Data listing
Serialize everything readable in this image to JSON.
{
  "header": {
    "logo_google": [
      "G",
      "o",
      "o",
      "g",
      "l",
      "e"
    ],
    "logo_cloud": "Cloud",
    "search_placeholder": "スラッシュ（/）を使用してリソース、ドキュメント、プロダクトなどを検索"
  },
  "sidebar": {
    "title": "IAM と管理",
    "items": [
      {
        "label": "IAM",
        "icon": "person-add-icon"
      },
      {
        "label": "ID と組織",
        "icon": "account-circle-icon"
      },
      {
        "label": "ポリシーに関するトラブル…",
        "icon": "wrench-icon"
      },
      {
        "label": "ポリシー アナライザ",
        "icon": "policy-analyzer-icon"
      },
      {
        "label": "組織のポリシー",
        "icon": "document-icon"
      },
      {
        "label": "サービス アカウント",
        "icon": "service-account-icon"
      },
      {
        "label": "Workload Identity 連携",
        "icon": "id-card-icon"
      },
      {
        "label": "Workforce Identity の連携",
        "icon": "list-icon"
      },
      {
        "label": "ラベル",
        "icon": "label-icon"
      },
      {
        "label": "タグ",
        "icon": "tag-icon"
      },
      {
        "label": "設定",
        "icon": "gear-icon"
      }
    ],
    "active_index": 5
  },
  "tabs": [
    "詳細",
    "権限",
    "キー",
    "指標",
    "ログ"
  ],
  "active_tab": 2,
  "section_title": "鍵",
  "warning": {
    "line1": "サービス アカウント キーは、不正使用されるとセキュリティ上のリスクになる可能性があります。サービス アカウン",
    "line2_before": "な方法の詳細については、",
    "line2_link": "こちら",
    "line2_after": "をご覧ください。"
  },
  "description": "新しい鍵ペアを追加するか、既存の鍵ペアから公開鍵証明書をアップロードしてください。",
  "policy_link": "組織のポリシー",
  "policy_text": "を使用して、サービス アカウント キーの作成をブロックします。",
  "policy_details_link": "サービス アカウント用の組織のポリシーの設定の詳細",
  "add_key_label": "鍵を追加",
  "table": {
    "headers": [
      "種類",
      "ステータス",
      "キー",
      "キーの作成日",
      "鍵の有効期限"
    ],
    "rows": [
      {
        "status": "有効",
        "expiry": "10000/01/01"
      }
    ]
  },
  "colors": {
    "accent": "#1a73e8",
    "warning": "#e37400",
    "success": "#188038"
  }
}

> Given instruction
Reproduce every line from the entries that holds the word "Identity".

> Response below
        "label": "Workload Identity 連携",
        "label": "Workforce Identity の連携",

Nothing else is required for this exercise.